Below are the records; reproduce all of them exactly but without any images.

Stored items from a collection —
+++
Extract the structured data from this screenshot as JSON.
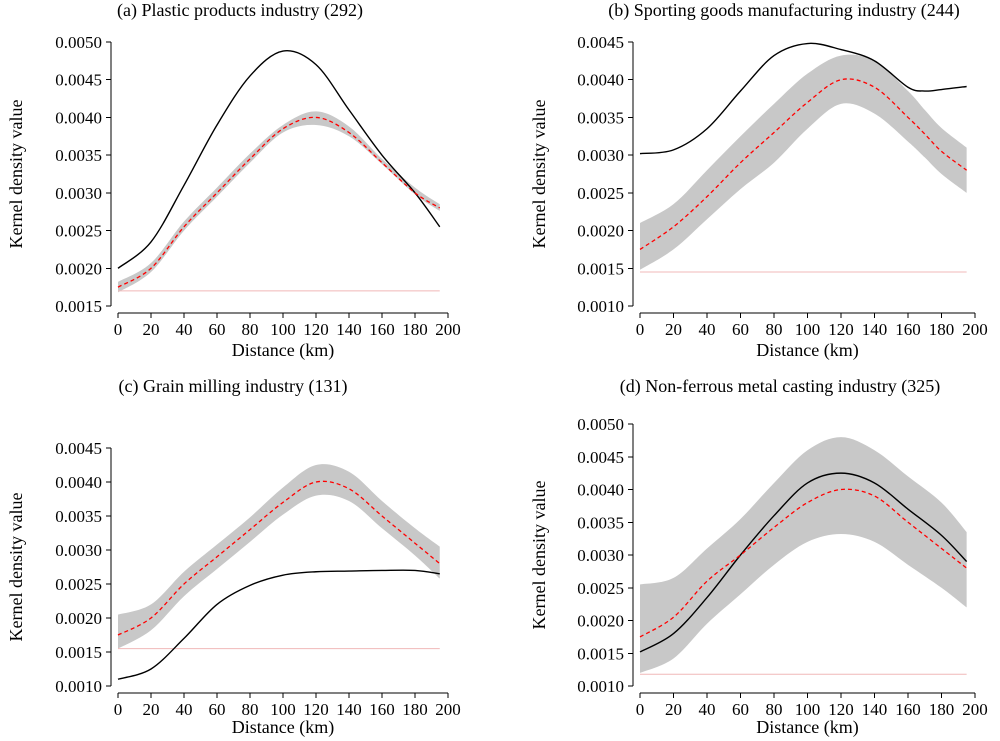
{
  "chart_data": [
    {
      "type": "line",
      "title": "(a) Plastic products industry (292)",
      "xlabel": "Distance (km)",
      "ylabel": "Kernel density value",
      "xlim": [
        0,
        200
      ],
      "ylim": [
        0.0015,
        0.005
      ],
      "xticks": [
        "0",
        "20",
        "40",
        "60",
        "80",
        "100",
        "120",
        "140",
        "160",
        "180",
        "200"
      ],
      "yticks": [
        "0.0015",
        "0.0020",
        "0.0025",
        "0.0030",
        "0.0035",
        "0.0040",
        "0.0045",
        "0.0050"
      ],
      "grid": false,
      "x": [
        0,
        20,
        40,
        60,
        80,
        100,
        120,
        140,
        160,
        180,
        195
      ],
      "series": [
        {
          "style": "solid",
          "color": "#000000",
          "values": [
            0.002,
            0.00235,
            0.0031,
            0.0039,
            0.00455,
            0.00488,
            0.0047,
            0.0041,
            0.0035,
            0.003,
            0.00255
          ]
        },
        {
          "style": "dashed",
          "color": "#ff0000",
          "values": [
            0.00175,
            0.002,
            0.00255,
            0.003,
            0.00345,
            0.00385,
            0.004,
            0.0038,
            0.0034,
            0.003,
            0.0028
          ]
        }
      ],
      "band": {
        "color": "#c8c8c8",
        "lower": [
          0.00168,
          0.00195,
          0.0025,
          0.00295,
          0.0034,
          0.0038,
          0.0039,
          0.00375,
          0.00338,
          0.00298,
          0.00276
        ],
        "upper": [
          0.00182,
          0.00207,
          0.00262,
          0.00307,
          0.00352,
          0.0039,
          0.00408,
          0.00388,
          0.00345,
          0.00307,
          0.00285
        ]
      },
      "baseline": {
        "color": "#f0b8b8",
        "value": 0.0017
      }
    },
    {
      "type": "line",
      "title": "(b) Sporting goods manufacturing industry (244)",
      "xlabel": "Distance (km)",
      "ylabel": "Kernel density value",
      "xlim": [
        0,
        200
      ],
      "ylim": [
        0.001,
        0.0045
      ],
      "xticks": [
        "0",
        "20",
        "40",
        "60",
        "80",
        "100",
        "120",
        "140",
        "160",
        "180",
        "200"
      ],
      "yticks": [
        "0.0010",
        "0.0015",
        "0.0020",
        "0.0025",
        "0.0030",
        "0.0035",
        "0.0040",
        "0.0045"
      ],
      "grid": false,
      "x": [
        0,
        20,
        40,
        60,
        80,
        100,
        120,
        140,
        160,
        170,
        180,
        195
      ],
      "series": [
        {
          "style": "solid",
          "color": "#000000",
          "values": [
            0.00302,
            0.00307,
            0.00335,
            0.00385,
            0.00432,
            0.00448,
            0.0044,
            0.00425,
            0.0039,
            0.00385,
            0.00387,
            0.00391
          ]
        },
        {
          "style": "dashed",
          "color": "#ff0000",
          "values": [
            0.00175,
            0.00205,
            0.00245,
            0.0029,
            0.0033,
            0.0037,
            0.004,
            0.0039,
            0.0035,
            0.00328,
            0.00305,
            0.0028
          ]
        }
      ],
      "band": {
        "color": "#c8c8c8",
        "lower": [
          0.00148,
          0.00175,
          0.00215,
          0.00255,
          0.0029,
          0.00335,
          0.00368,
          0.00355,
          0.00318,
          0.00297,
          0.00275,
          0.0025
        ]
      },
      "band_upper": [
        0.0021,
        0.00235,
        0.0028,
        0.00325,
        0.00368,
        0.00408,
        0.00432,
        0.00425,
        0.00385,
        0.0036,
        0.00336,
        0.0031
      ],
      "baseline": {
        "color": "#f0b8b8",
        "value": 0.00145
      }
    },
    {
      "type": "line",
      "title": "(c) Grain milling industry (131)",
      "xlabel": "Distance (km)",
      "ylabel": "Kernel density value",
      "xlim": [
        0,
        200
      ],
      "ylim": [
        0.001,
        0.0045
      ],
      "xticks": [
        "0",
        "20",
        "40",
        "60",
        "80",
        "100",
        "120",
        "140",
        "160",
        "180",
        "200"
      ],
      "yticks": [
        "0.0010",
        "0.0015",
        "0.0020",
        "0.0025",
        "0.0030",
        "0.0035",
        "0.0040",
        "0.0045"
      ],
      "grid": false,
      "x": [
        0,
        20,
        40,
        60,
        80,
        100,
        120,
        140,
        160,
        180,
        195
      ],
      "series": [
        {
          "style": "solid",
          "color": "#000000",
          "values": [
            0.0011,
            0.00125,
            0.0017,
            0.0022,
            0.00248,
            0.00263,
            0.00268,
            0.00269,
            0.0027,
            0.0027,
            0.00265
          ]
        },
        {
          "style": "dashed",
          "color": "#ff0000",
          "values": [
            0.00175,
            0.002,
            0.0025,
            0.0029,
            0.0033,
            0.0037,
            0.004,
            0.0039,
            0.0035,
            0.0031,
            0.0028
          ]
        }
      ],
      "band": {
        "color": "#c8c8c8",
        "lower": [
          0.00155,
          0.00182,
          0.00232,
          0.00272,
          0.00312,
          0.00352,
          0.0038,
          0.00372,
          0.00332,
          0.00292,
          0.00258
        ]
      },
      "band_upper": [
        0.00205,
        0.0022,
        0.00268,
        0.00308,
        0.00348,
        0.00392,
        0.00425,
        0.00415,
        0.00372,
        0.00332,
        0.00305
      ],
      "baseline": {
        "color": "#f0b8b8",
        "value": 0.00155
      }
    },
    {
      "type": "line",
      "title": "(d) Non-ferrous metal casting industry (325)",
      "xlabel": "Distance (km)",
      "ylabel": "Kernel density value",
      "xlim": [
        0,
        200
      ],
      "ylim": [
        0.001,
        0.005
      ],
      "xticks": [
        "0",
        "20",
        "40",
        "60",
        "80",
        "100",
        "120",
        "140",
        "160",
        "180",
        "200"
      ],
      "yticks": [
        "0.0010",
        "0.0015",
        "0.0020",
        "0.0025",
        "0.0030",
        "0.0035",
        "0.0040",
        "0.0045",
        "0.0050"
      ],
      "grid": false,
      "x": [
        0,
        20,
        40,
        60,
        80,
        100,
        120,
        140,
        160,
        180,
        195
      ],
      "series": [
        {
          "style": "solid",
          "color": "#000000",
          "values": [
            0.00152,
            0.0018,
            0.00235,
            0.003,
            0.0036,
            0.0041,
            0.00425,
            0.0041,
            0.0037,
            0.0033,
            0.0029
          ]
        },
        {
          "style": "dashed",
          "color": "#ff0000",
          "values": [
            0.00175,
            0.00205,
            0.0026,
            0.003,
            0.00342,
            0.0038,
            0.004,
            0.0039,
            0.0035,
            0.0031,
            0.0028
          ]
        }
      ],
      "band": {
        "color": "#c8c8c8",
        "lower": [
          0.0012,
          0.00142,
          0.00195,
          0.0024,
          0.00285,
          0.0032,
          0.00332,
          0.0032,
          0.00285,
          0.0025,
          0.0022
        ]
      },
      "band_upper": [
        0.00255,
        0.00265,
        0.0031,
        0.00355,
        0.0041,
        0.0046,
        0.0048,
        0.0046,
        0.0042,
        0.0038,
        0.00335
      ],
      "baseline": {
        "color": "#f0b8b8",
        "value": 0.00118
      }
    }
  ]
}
+++
EXPECTED ANSWER —
Extract the structured data from this screenshot as JSON.
{
  "chart_data": [
    {
      "type": "line",
      "title": "(a) Plastic products industry (292)",
      "xlabel": "Distance (km)",
      "ylabel": "Kernel density value",
      "xlim": [
        0,
        200
      ],
      "ylim": [
        0.0015,
        0.005
      ],
      "xticks": [
        "0",
        "20",
        "40",
        "60",
        "80",
        "100",
        "120",
        "140",
        "160",
        "180",
        "200"
      ],
      "yticks": [
        "0.0015",
        "0.0020",
        "0.0025",
        "0.0030",
        "0.0035",
        "0.0040",
        "0.0045",
        "0.0050"
      ],
      "grid": false,
      "x": [
        0,
        20,
        40,
        60,
        80,
        100,
        120,
        140,
        160,
        180,
        195
      ],
      "series": [
        {
          "style": "solid",
          "color": "#000000",
          "values": [
            0.002,
            0.00235,
            0.0031,
            0.0039,
            0.00455,
            0.00488,
            0.0047,
            0.0041,
            0.0035,
            0.003,
            0.00255
          ]
        },
        {
          "style": "dashed",
          "color": "#ff0000",
          "values": [
            0.00175,
            0.002,
            0.00255,
            0.003,
            0.00345,
            0.00385,
            0.004,
            0.0038,
            0.0034,
            0.003,
            0.0028
          ]
        }
      ],
      "band": {
        "color": "#c8c8c8",
        "lower": [
          0.00168,
          0.00195,
          0.0025,
          0.00295,
          0.0034,
          0.0038,
          0.0039,
          0.00375,
          0.00338,
          0.00298,
          0.00276
        ],
        "upper": [
          0.00182,
          0.00207,
          0.00262,
          0.00307,
          0.00352,
          0.0039,
          0.00408,
          0.00388,
          0.00345,
          0.00307,
          0.00285
        ]
      },
      "baseline": {
        "color": "#f0b8b8",
        "value": 0.0017
      }
    },
    {
      "type": "line",
      "title": "(b) Sporting goods manufacturing industry (244)",
      "xlabel": "Distance (km)",
      "ylabel": "Kernel density value",
      "xlim": [
        0,
        200
      ],
      "ylim": [
        0.001,
        0.0045
      ],
      "xticks": [
        "0",
        "20",
        "40",
        "60",
        "80",
        "100",
        "120",
        "140",
        "160",
        "180",
        "200"
      ],
      "yticks": [
        "0.0010",
        "0.0015",
        "0.0020",
        "0.0025",
        "0.0030",
        "0.0035",
        "0.0040",
        "0.0045"
      ],
      "grid": false,
      "x": [
        0,
        20,
        40,
        60,
        80,
        100,
        120,
        140,
        160,
        170,
        180,
        195
      ],
      "series": [
        {
          "style": "solid",
          "color": "#000000",
          "values": [
            0.00302,
            0.00307,
            0.00335,
            0.00385,
            0.00432,
            0.00448,
            0.0044,
            0.00425,
            0.0039,
            0.00385,
            0.00387,
            0.00391
          ]
        },
        {
          "style": "dashed",
          "color": "#ff0000",
          "values": [
            0.00175,
            0.00205,
            0.00245,
            0.0029,
            0.0033,
            0.0037,
            0.004,
            0.0039,
            0.0035,
            0.00328,
            0.00305,
            0.0028
          ]
        }
      ],
      "band": {
        "color": "#c8c8c8",
        "lower": [
          0.00148,
          0.00175,
          0.00215,
          0.00255,
          0.0029,
          0.00335,
          0.00368,
          0.00355,
          0.00318,
          0.00297,
          0.00275,
          0.0025
        ]
      },
      "band_upper": [
        0.0021,
        0.00235,
        0.0028,
        0.00325,
        0.00368,
        0.00408,
        0.00432,
        0.00425,
        0.00385,
        0.0036,
        0.00336,
        0.0031
      ],
      "baseline": {
        "color": "#f0b8b8",
        "value": 0.00145
      }
    },
    {
      "type": "line",
      "title": "(c) Grain milling industry (131)",
      "xlabel": "Distance (km)",
      "ylabel": "Kernel density value",
      "xlim": [
        0,
        200
      ],
      "ylim": [
        0.001,
        0.0045
      ],
      "xticks": [
        "0",
        "20",
        "40",
        "60",
        "80",
        "100",
        "120",
        "140",
        "160",
        "180",
        "200"
      ],
      "yticks": [
        "0.0010",
        "0.0015",
        "0.0020",
        "0.0025",
        "0.0030",
        "0.0035",
        "0.0040",
        "0.0045"
      ],
      "grid": false,
      "x": [
        0,
        20,
        40,
        60,
        80,
        100,
        120,
        140,
        160,
        180,
        195
      ],
      "series": [
        {
          "style": "solid",
          "color": "#000000",
          "values": [
            0.0011,
            0.00125,
            0.0017,
            0.0022,
            0.00248,
            0.00263,
            0.00268,
            0.00269,
            0.0027,
            0.0027,
            0.00265
          ]
        },
        {
          "style": "dashed",
          "color": "#ff0000",
          "values": [
            0.00175,
            0.002,
            0.0025,
            0.0029,
            0.0033,
            0.0037,
            0.004,
            0.0039,
            0.0035,
            0.0031,
            0.0028
          ]
        }
      ],
      "band": {
        "color": "#c8c8c8",
        "lower": [
          0.00155,
          0.00182,
          0.00232,
          0.00272,
          0.00312,
          0.00352,
          0.0038,
          0.00372,
          0.00332,
          0.00292,
          0.00258
        ]
      },
      "band_upper": [
        0.00205,
        0.0022,
        0.00268,
        0.00308,
        0.00348,
        0.00392,
        0.00425,
        0.00415,
        0.00372,
        0.00332,
        0.00305
      ],
      "baseline": {
        "color": "#f0b8b8",
        "value": 0.00155
      }
    },
    {
      "type": "line",
      "title": "(d) Non-ferrous metal casting industry (325)",
      "xlabel": "Distance (km)",
      "ylabel": "Kernel density value",
      "xlim": [
        0,
        200
      ],
      "ylim": [
        0.001,
        0.005
      ],
      "xticks": [
        "0",
        "20",
        "40",
        "60",
        "80",
        "100",
        "120",
        "140",
        "160",
        "180",
        "200"
      ],
      "yticks": [
        "0.0010",
        "0.0015",
        "0.0020",
        "0.0025",
        "0.0030",
        "0.0035",
        "0.0040",
        "0.0045",
        "0.0050"
      ],
      "grid": false,
      "x": [
        0,
        20,
        40,
        60,
        80,
        100,
        120,
        140,
        160,
        180,
        195
      ],
      "series": [
        {
          "style": "solid",
          "color": "#000000",
          "values": [
            0.00152,
            0.0018,
            0.00235,
            0.003,
            0.0036,
            0.0041,
            0.00425,
            0.0041,
            0.0037,
            0.0033,
            0.0029
          ]
        },
        {
          "style": "dashed",
          "color": "#ff0000",
          "values": [
            0.00175,
            0.00205,
            0.0026,
            0.003,
            0.00342,
            0.0038,
            0.004,
            0.0039,
            0.0035,
            0.0031,
            0.0028
          ]
        }
      ],
      "band": {
        "color": "#c8c8c8",
        "lower": [
          0.0012,
          0.00142,
          0.00195,
          0.0024,
          0.00285,
          0.0032,
          0.00332,
          0.0032,
          0.00285,
          0.0025,
          0.0022
        ]
      },
      "band_upper": [
        0.00255,
        0.00265,
        0.0031,
        0.00355,
        0.0041,
        0.0046,
        0.0048,
        0.0046,
        0.0042,
        0.0038,
        0.00335
      ],
      "baseline": {
        "color": "#f0b8b8",
        "value": 0.00118
      }
    }
  ]
}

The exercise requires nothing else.